◆ Source records
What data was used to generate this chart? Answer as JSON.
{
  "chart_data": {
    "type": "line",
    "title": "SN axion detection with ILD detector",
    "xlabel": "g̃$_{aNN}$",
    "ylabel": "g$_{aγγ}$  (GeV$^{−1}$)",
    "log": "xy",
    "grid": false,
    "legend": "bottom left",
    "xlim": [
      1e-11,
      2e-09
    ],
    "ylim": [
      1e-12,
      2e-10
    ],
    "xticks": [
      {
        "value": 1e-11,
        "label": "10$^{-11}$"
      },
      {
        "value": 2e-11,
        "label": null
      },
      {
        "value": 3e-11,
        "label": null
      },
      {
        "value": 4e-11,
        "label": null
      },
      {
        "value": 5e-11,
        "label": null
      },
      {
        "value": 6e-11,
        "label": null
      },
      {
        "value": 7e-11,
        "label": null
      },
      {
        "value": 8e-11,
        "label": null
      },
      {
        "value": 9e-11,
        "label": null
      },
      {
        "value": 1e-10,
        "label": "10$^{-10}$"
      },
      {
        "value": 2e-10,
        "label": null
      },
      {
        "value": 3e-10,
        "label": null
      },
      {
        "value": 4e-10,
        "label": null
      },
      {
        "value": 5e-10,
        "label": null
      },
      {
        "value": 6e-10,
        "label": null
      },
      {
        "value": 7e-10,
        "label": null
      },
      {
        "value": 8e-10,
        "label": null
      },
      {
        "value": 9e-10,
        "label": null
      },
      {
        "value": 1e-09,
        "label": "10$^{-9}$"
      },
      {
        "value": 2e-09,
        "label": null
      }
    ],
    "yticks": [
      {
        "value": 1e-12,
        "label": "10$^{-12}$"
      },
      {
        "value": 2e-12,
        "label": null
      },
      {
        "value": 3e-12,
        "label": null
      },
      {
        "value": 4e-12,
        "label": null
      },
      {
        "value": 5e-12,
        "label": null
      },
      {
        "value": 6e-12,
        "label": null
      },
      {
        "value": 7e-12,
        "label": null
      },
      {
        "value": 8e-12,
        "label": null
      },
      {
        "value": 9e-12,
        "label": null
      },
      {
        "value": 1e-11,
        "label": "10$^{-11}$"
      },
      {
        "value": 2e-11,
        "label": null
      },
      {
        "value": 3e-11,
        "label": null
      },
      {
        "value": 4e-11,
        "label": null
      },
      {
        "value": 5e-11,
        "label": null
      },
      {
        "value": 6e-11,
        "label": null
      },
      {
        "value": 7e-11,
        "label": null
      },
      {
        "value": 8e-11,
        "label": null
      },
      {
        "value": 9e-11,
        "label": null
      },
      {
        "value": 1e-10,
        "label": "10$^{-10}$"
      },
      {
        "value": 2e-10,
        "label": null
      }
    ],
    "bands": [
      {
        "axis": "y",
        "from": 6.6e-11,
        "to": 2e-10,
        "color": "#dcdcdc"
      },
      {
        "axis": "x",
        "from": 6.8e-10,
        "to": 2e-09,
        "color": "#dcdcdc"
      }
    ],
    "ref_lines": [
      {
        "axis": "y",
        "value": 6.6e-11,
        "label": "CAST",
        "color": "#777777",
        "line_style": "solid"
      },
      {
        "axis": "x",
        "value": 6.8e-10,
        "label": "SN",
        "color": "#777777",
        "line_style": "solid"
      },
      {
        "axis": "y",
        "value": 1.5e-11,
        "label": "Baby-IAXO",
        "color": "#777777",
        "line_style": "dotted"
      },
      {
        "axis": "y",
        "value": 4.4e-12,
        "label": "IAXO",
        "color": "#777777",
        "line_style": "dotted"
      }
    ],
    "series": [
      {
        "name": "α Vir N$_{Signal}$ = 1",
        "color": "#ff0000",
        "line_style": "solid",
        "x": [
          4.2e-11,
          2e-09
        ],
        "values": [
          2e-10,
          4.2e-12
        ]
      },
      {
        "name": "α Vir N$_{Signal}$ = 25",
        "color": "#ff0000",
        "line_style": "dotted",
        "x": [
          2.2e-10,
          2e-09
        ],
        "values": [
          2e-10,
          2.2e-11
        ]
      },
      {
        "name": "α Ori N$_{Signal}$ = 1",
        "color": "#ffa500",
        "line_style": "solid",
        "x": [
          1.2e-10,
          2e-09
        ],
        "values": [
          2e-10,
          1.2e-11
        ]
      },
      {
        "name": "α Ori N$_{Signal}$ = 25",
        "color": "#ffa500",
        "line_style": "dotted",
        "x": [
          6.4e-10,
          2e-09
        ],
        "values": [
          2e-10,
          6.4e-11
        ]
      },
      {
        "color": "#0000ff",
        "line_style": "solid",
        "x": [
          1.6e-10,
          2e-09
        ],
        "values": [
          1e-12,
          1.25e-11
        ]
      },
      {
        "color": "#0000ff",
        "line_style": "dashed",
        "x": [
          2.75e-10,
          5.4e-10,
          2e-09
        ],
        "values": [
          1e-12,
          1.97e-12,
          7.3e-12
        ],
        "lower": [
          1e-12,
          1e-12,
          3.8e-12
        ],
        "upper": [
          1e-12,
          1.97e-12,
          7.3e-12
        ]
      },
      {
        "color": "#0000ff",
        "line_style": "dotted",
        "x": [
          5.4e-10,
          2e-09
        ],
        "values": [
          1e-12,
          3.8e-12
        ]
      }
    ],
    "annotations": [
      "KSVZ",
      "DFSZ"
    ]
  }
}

◆ Set task
Extract all of the material exactly as it is written.

◆ Exercise result
What data was used to generate this chart? Answer as JSON.
{
  "chart_data": {
    "type": "line",
    "title": "SN axion detection with ILD detector",
    "xlabel": "g̃$_{aNN}$",
    "ylabel": "g$_{aγγ}$  (GeV$^{−1}$)",
    "log": "xy",
    "grid": false,
    "legend": "bottom left",
    "xlim": [
      1e-11,
      2e-09
    ],
    "ylim": [
      1e-12,
      2e-10
    ],
    "xticks": [
      {
        "value": 1e-11,
        "label": "10$^{-11}$"
      },
      {
        "value": 2e-11,
        "label": null
      },
      {
        "value": 3e-11,
        "label": null
      },
      {
        "value": 4e-11,
        "label": null
      },
      {
        "value": 5e-11,
        "label": null
      },
      {
        "value": 6e-11,
        "label": null
      },
      {
        "value": 7e-11,
        "label": null
      },
      {
        "value": 8e-11,
        "label": null
      },
      {
        "value": 9e-11,
        "label": null
      },
      {
        "value": 1e-10,
        "label": "10$^{-10}$"
      },
      {
        "value": 2e-10,
        "label": null
      },
      {
        "value": 3e-10,
        "label": null
      },
      {
        "value": 4e-10,
        "label": null
      },
      {
        "value": 5e-10,
        "label": null
      },
      {
        "value": 6e-10,
        "label": null
      },
      {
        "value": 7e-10,
        "label": null
      },
      {
        "value": 8e-10,
        "label": null
      },
      {
        "value": 9e-10,
        "label": null
      },
      {
        "value": 1e-09,
        "label": "10$^{-9}$"
      },
      {
        "value": 2e-09,
        "label": null
      }
    ],
    "yticks": [
      {
        "value": 1e-12,
        "label": "10$^{-12}$"
      },
      {
        "value": 2e-12,
        "label": null
      },
      {
        "value": 3e-12,
        "label": null
      },
      {
        "value": 4e-12,
        "label": null
      },
      {
        "value": 5e-12,
        "label": null
      },
      {
        "value": 6e-12,
        "label": null
      },
      {
        "value": 7e-12,
        "label": null
      },
      {
        "value": 8e-12,
        "label": null
      },
      {
        "value": 9e-12,
        "label": null
      },
      {
        "value": 1e-11,
        "label": "10$^{-11}$"
      },
      {
        "value": 2e-11,
        "label": null
      },
      {
        "value": 3e-11,
        "label": null
      },
      {
        "value": 4e-11,
        "label": null
      },
      {
        "value": 5e-11,
        "label": null
      },
      {
        "value": 6e-11,
        "label": null
      },
      {
        "value": 7e-11,
        "label": null
      },
      {
        "value": 8e-11,
        "label": null
      },
      {
        "value": 9e-11,
        "label": null
      },
      {
        "value": 1e-10,
        "label": "10$^{-10}$"
      },
      {
        "value": 2e-10,
        "label": null
      }
    ],
    "bands": [
      {
        "axis": "y",
        "from": 6.6e-11,
        "to": 2e-10,
        "color": "#dcdcdc"
      },
      {
        "axis": "x",
        "from": 6.8e-10,
        "to": 2e-09,
        "color": "#dcdcdc"
      }
    ],
    "ref_lines": [
      {
        "axis": "y",
        "value": 6.6e-11,
        "label": "CAST",
        "color": "#777777",
        "line_style": "solid"
      },
      {
        "axis": "x",
        "value": 6.8e-10,
        "label": "SN",
        "color": "#777777",
        "line_style": "solid"
      },
      {
        "axis": "y",
        "value": 1.5e-11,
        "label": "Baby-IAXO",
        "color": "#777777",
        "line_style": "dotted"
      },
      {
        "axis": "y",
        "value": 4.4e-12,
        "label": "IAXO",
        "color": "#777777",
        "line_style": "dotted"
      }
    ],
    "series": [
      {
        "name": "α Vir N$_{Signal}$ = 1",
        "color": "#ff0000",
        "line_style": "solid",
        "x": [
          4.2e-11,
          2e-09
        ],
        "values": [
          2e-10,
          4.2e-12
        ]
      },
      {
        "name": "α Vir N$_{Signal}$ = 25",
        "color": "#ff0000",
        "line_style": "dotted",
        "x": [
          2.2e-10,
          2e-09
        ],
        "values": [
          2e-10,
          2.2e-11
        ]
      },
      {
        "name": "α Ori N$_{Signal}$ = 1",
        "color": "#ffa500",
        "line_style": "solid",
        "x": [
          1.2e-10,
          2e-09
        ],
        "values": [
          2e-10,
          1.2e-11
        ]
      },
      {
        "name": "α Ori N$_{Signal}$ = 25",
        "color": "#ffa500",
        "line_style": "dotted",
        "x": [
          6.4e-10,
          2e-09
        ],
        "values": [
          2e-10,
          6.4e-11
        ]
      },
      {
        "color": "#0000ff",
        "line_style": "solid",
        "x": [
          1.6e-10,
          2e-09
        ],
        "values": [
          1e-12,
          1.25e-11
        ]
      },
      {
        "color": "#0000ff",
        "line_style": "dashed",
        "x": [
          2.75e-10,
          5.4e-10,
          2e-09
        ],
        "values": [
          1e-12,
          1.97e-12,
          7.3e-12
        ],
        "lower": [
          1e-12,
          1e-12,
          3.8e-12
        ],
        "upper": [
          1e-12,
          1.97e-12,
          7.3e-12
        ]
      },
      {
        "color": "#0000ff",
        "line_style": "dotted",
        "x": [
          5.4e-10,
          2e-09
        ],
        "values": [
          1e-12,
          3.8e-12
        ]
      }
    ],
    "annotations": [
      "KSVZ",
      "DFSZ"
    ]
  }
}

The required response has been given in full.